- _Exercise objective_
Copy the rows word for word, starting with the line that contains "cloud-bar — [328, 758, 338, 777]" and ending with the line that contains "cloud-bar — [221, 762, 231, 777]", including both of those lines.

- _Working data_
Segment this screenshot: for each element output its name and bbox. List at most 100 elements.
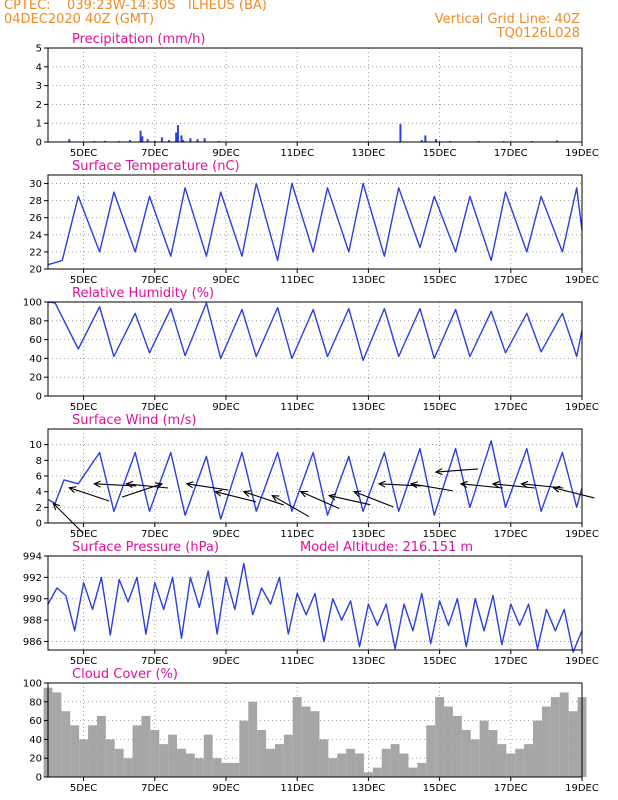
cloud-bar — [328, 758, 338, 777]
x-tick-label: 5DEC — [70, 148, 97, 159]
cloud-bar — [452, 715, 462, 777]
y-tick-label: 26 — [29, 213, 42, 224]
cloud-bar — [470, 739, 480, 777]
cloud-bar — [88, 725, 97, 777]
x-tick-label: 7DEC — [141, 148, 168, 159]
x-tick-label: 15DEC — [423, 402, 457, 413]
precip-bar — [168, 140, 171, 142]
precip-bar — [68, 139, 71, 142]
x-tick-label: 11DEC — [280, 529, 314, 540]
precip-bar — [182, 140, 185, 142]
x-tick-label: 11DEC — [280, 148, 314, 159]
wind-vector-shaft — [553, 487, 595, 499]
x-tick-label: 9DEC — [212, 148, 239, 159]
y-tick-label: 100 — [23, 679, 42, 690]
x-tick-label: 9DEC — [212, 656, 239, 667]
precip-bar — [435, 139, 438, 142]
wind-vector-shaft — [186, 483, 229, 491]
x-tick-label: 17DEC — [494, 275, 528, 286]
y-tick-label: 4 — [36, 62, 42, 73]
y-tick-label: 0 — [36, 773, 42, 784]
precip-panel-title: Precipitation (mm/h) — [72, 32, 205, 47]
cloud-bar — [266, 748, 275, 777]
temp-series-line — [47, 182, 583, 266]
precip-bar — [399, 124, 402, 142]
x-tick-label: 9DEC — [212, 402, 239, 413]
x-tick-label: 19DEC — [565, 148, 599, 159]
wind-vector-head — [154, 482, 164, 490]
x-tick-label: 9DEC — [212, 275, 239, 286]
panel-rh: 0 20 40 60 80 100 5DEC 7DEC 9DEC 11DEC 13DEC 15DEC 1… — [23, 286, 599, 413]
wind-vector-shaft — [435, 468, 478, 473]
rh-series-line — [47, 301, 583, 361]
wind-panel-title: Surface Wind (m/s) — [72, 413, 196, 428]
x-tick-label: 7DEC — [141, 402, 168, 413]
x-tick-label: 7DEC — [141, 529, 168, 540]
wind-vector-arrow — [459, 480, 503, 489]
precip-bar — [196, 139, 199, 142]
cloud-bar — [52, 692, 62, 777]
wind-vector-shaft — [69, 487, 110, 502]
y-tick-label: 988 — [23, 616, 42, 627]
cloud-bar — [203, 734, 213, 777]
wind-vector-shaft — [329, 495, 371, 506]
cloud-bar — [559, 692, 569, 777]
wind-vector-head — [352, 490, 362, 498]
y-tick-label: 30 — [29, 179, 42, 190]
wind-vector-shaft — [272, 495, 310, 517]
cloud-bar — [506, 753, 516, 777]
cloud-bar — [185, 753, 195, 777]
y-tick-label: 2 — [36, 503, 42, 514]
x-tick-label: 5DEC — [70, 529, 97, 540]
cloud-bar — [533, 720, 542, 777]
precip-bar — [556, 140, 559, 142]
cloud-bar — [221, 762, 231, 777]
y-tick-label: 8 — [36, 456, 42, 467]
cloud-bar — [132, 725, 142, 777]
x-tick-label: 15DEC — [423, 656, 457, 667]
x-tick-label: 19DEC — [565, 275, 599, 286]
header-grid-line-note: Vertical Grid Line: 40Z — [434, 12, 580, 27]
x-tick-label: 5DEC — [70, 783, 97, 794]
y-tick-label: 80 — [29, 697, 42, 708]
header-location: CPTEC: 039:23W-14:30S ILHEUS (BA) — [4, 0, 267, 13]
cloud-bar — [417, 762, 427, 777]
x-tick-label: 13DEC — [352, 402, 386, 413]
temp-panel-title: Surface Temperature (nC) — [72, 159, 240, 174]
x-tick-label: 19DEC — [565, 656, 599, 667]
y-tick-label: 994 — [23, 552, 42, 563]
x-tick-label: 15DEC — [423, 529, 457, 540]
wind-vector-arrow — [242, 490, 284, 506]
wind-vector-head — [185, 481, 194, 489]
header-model-code: TQ0126L028 — [496, 26, 580, 41]
cloud-bar — [444, 706, 453, 777]
x-tick-label: 19DEC — [565, 529, 599, 540]
wind-vector-arrow — [552, 485, 595, 499]
cloud-bar — [177, 748, 186, 777]
wind-vector-shaft — [353, 491, 394, 508]
header-datetime: 04DEC2020 40Z (GMT) — [4, 12, 155, 27]
y-tick-label: 60 — [29, 335, 42, 346]
wind-vector-arrow — [185, 481, 229, 491]
x-tick-label: 5DEC — [70, 656, 97, 667]
wind-vector-arrow — [68, 486, 110, 502]
wind-vector-shaft — [460, 483, 503, 489]
wind-vector-head — [520, 480, 529, 488]
wind-vector-shaft — [300, 491, 340, 510]
x-tick-label: 9DEC — [212, 783, 239, 794]
x-tick-label: 17DEC — [494, 783, 528, 794]
cloud-bar — [399, 753, 409, 777]
wind-vector-shaft — [411, 483, 453, 492]
cloud-bar — [230, 762, 240, 777]
panel-frame — [47, 682, 583, 778]
precip-bar — [160, 137, 163, 142]
cloud-bar — [426, 725, 436, 777]
cloud-bar — [105, 739, 115, 777]
panel-wind: 0 2 4 6 8 10 5DEC 7DEC 9DEC 11DEC 13DEC 15DEC 17DEC 1… — [29, 413, 599, 540]
cloud-bar — [123, 758, 133, 777]
precip-bar — [176, 125, 179, 142]
y-tick-label: 0 — [36, 138, 42, 149]
y-tick-label: 60 — [29, 716, 42, 727]
wind-vector-head — [491, 480, 500, 488]
wind-vector-head — [552, 485, 561, 493]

- _Written response_
cloud-bar — [328, 758, 338, 777]
x-tick-label: 5DEC — [70, 148, 97, 159]
cloud-bar — [452, 715, 462, 777]
y-tick-label: 26 — [29, 213, 42, 224]
cloud-bar — [470, 739, 480, 777]
cloud-bar — [88, 725, 97, 777]
x-tick-label: 7DEC — [141, 148, 168, 159]
x-tick-label: 15DEC — [423, 402, 457, 413]
precip-bar — [168, 140, 171, 142]
precip-bar — [68, 139, 71, 142]
x-tick-label: 11DEC — [280, 529, 314, 540]
precip-bar — [182, 140, 185, 142]
x-tick-label: 11DEC — [280, 148, 314, 159]
wind-vector-shaft — [553, 487, 595, 499]
x-tick-label: 9DEC — [212, 148, 239, 159]
y-tick-label: 100 — [23, 679, 42, 690]
x-tick-label: 9DEC — [212, 656, 239, 667]
precip-bar — [435, 139, 438, 142]
wind-vector-shaft — [186, 483, 229, 491]
x-tick-label: 17DEC — [494, 275, 528, 286]
y-tick-label: 4 — [36, 62, 42, 73]
y-tick-label: 0 — [36, 773, 42, 784]
precip-panel-title: Precipitation (mm/h) — [72, 32, 205, 47]
cloud-bar — [266, 748, 275, 777]
temp-series-line — [47, 182, 583, 266]
precip-bar — [399, 124, 402, 142]
x-tick-label: 9DEC — [212, 402, 239, 413]
x-tick-label: 19DEC — [565, 148, 599, 159]
wind-vector-head — [154, 482, 164, 490]
x-tick-label: 9DEC — [212, 275, 239, 286]
panel-rh: 0 20 40 60 80 100 5DEC 7DEC 9DEC 11DEC 13DEC 15DEC 1… — [23, 286, 599, 413]
wind-vector-shaft — [435, 468, 478, 473]
rh-series-line — [47, 301, 583, 361]
wind-panel-title: Surface Wind (m/s) — [72, 413, 196, 428]
x-tick-label: 7DEC — [141, 402, 168, 413]
x-tick-label: 7DEC — [141, 529, 168, 540]
wind-vector-arrow — [459, 480, 503, 489]
precip-bar — [196, 139, 199, 142]
cloud-bar — [52, 692, 62, 777]
wind-vector-shaft — [69, 487, 110, 502]
y-tick-label: 988 — [23, 616, 42, 627]
cloud-bar — [203, 734, 213, 777]
wind-vector-shaft — [329, 495, 371, 506]
cloud-bar — [559, 692, 569, 777]
wind-vector-head — [352, 490, 362, 498]
y-tick-label: 30 — [29, 179, 42, 190]
wind-vector-shaft — [272, 495, 310, 517]
cloud-bar — [506, 753, 516, 777]
cloud-bar — [185, 753, 195, 777]
y-tick-label: 2 — [36, 503, 42, 514]
x-tick-label: 5DEC — [70, 529, 97, 540]
cloud-bar — [533, 720, 542, 777]
precip-bar — [556, 140, 559, 142]
cloud-bar — [221, 762, 231, 777]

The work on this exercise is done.